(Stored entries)
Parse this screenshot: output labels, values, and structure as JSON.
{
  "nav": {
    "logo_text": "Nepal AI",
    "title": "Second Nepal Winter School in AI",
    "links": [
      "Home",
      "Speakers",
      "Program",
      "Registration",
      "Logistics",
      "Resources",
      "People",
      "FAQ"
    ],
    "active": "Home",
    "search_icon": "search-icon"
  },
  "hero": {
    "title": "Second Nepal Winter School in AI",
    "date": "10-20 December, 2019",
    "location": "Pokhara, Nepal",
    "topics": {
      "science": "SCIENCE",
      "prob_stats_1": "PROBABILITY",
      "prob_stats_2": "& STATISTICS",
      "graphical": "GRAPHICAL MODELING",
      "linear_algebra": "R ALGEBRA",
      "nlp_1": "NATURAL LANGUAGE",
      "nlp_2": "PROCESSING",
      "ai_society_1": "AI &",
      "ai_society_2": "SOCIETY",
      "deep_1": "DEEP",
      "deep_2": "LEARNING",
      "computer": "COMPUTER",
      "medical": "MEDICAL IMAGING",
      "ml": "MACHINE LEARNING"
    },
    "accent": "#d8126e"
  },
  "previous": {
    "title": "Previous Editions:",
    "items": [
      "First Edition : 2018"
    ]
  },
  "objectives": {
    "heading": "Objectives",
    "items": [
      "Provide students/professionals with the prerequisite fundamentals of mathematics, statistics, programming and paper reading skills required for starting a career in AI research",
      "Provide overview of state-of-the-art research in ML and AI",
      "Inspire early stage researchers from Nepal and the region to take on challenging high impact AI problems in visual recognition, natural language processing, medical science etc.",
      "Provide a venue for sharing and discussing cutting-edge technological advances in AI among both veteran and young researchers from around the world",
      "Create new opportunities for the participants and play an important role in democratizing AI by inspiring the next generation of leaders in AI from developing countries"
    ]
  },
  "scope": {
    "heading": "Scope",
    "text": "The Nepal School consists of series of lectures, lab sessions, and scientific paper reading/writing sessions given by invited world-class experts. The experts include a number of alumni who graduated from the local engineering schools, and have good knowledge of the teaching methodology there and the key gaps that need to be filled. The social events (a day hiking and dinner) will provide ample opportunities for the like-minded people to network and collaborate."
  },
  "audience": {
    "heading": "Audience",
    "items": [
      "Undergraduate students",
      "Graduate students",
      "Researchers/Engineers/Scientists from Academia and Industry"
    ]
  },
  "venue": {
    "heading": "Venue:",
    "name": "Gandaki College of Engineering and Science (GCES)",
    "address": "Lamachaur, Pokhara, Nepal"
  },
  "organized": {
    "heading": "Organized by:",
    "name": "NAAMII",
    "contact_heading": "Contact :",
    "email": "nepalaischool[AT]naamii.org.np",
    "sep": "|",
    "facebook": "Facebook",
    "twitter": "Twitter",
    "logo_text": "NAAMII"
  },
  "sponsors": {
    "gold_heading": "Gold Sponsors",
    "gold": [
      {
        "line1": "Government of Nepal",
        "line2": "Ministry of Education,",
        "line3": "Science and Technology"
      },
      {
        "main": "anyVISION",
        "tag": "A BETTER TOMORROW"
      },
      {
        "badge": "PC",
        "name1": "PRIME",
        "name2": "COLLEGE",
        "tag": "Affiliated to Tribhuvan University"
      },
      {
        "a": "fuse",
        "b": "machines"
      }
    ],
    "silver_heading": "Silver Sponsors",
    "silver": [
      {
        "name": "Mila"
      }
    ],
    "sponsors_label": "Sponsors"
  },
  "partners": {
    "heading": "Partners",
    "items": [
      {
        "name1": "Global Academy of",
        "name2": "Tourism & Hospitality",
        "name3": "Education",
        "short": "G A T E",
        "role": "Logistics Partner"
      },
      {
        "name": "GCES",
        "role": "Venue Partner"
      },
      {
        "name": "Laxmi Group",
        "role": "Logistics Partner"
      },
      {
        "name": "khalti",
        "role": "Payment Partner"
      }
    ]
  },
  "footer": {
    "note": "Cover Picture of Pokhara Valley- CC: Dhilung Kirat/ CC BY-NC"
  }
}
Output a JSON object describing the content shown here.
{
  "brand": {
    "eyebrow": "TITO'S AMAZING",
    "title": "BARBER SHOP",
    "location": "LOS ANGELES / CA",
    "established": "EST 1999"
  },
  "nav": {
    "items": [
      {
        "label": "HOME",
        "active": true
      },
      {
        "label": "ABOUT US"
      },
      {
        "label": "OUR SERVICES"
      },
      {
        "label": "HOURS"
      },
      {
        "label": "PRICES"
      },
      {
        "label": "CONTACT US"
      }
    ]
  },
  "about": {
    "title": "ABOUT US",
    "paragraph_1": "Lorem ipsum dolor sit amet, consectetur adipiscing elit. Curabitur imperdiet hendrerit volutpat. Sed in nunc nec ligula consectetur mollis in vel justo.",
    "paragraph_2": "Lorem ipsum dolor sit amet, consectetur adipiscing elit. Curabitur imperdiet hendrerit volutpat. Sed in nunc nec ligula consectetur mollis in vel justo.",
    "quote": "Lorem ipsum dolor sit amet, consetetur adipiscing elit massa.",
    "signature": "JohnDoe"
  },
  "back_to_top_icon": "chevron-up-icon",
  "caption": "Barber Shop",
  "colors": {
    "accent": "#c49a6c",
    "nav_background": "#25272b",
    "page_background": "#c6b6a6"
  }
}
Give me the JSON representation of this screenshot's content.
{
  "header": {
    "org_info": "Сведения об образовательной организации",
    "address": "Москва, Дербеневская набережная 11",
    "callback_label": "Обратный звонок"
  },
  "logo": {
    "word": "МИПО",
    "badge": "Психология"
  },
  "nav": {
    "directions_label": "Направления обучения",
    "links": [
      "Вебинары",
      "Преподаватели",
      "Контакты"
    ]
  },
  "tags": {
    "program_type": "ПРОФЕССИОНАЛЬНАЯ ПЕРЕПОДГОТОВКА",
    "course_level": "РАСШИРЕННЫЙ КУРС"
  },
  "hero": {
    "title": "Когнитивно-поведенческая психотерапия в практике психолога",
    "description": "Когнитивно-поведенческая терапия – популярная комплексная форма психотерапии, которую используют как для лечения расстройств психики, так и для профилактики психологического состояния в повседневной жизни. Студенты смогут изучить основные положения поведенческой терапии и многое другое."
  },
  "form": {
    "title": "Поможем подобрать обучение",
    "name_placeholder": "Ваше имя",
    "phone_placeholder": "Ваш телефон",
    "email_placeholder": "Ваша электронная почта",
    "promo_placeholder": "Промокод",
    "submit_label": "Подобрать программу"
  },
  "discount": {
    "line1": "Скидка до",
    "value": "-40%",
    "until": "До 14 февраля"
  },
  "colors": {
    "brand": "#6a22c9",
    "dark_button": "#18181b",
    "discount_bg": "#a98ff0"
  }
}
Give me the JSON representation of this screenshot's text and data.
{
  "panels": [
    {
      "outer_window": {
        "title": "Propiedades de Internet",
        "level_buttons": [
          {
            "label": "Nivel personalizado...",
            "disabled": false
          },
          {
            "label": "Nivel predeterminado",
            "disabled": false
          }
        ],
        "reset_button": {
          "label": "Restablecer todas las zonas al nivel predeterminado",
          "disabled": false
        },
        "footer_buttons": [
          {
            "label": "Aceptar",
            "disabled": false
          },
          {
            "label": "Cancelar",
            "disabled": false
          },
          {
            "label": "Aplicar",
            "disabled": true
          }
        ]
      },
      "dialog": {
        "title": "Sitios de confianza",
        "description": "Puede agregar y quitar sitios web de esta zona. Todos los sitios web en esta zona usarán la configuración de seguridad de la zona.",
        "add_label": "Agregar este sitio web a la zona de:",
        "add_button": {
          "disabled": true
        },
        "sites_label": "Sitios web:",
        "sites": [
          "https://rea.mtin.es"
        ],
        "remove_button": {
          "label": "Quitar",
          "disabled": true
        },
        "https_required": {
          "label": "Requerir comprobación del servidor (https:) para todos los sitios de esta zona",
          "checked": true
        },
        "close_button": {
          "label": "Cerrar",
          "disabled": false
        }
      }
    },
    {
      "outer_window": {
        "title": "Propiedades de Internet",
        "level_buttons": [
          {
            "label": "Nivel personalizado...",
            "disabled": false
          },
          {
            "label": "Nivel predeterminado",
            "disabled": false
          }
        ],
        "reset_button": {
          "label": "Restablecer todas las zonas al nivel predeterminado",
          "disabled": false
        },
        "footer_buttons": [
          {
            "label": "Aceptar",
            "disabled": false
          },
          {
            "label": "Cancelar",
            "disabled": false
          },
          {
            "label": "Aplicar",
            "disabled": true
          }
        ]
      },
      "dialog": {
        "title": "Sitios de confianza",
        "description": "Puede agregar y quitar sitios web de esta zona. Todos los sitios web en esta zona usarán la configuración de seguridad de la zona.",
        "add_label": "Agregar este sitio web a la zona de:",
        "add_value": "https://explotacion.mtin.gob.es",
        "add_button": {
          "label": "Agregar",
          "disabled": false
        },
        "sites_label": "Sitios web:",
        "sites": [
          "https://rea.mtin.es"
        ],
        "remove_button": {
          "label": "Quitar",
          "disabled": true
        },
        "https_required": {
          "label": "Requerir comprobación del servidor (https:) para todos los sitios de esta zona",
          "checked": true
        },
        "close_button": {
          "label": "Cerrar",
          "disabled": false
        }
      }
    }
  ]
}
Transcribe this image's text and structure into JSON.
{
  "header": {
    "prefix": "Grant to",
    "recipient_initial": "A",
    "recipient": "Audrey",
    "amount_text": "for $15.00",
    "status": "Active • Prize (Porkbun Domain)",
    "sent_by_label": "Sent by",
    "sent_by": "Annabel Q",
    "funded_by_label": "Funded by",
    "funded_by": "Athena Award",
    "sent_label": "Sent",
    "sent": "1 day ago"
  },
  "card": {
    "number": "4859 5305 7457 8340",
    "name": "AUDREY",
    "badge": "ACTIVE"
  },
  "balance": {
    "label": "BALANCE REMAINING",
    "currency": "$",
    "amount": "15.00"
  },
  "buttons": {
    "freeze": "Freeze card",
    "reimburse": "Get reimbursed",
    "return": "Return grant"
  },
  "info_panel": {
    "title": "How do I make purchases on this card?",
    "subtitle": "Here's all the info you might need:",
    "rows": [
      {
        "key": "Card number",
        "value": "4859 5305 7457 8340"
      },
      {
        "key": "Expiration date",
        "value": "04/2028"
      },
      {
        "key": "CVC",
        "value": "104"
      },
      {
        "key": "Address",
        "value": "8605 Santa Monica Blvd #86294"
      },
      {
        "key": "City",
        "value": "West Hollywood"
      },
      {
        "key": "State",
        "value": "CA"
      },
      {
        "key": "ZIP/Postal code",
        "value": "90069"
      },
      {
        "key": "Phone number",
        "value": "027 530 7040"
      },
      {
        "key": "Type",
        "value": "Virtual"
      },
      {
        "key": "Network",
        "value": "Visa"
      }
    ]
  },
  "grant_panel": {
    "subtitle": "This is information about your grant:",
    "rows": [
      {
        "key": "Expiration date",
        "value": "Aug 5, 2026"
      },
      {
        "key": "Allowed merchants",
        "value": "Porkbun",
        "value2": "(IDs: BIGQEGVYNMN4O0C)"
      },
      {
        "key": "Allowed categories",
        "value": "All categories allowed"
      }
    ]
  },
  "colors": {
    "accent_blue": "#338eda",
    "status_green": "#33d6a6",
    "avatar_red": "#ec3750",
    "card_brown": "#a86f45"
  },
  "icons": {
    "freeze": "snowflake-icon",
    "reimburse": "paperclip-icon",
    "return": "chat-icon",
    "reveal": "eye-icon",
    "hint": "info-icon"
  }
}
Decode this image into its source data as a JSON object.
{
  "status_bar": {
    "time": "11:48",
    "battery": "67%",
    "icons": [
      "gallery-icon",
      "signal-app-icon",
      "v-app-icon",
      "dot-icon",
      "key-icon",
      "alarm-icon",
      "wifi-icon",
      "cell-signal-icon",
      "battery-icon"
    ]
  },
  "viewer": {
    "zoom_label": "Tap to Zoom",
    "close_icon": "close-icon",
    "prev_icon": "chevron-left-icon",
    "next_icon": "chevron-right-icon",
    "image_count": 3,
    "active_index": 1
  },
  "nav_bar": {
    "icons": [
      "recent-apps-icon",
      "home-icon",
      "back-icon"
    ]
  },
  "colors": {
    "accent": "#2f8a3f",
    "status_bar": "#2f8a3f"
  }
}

What you are asked to do:
Return, from the data, each line that has the word "role" in it.

Solution:
      "Create new opportunities for the participants and play an important role in democratizing AI by inspiring the next generation of leaders in AI from developing countries"
        "role": "Logistics Partner"
        "role": "Venue Partner"
        "role": "Logistics Partner"
        "role": "Payment Partner"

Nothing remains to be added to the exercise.